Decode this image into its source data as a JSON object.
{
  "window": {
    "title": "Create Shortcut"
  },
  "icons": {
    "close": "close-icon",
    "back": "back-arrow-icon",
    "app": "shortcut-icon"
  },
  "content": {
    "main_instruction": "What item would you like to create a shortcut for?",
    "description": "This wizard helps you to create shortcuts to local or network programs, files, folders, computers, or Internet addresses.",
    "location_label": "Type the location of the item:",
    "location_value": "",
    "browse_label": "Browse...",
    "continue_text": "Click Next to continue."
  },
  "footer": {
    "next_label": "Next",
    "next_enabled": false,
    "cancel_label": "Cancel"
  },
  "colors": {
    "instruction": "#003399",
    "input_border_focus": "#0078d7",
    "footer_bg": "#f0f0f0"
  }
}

+===+

REQUIREMENT:
Reproduce all of the material above word for word.

TASK RESPONSE:
Decode this image into its source data as a JSON object.
{
  "window": {
    "title": "Create Shortcut"
  },
  "icons": {
    "close": "close-icon",
    "back": "back-arrow-icon",
    "app": "shortcut-icon"
  },
  "content": {
    "main_instruction": "What item would you like to create a shortcut for?",
    "description": "This wizard helps you to create shortcuts to local or network programs, files, folders, computers, or Internet addresses.",
    "location_label": "Type the location of the item:",
    "location_value": "",
    "browse_label": "Browse...",
    "continue_text": "Click Next to continue."
  },
  "footer": {
    "next_label": "Next",
    "next_enabled": false,
    "cancel_label": "Cancel"
  },
  "colors": {
    "instruction": "#003399",
    "input_border_focus": "#0078d7",
    "footer_bg": "#f0f0f0"
  }
}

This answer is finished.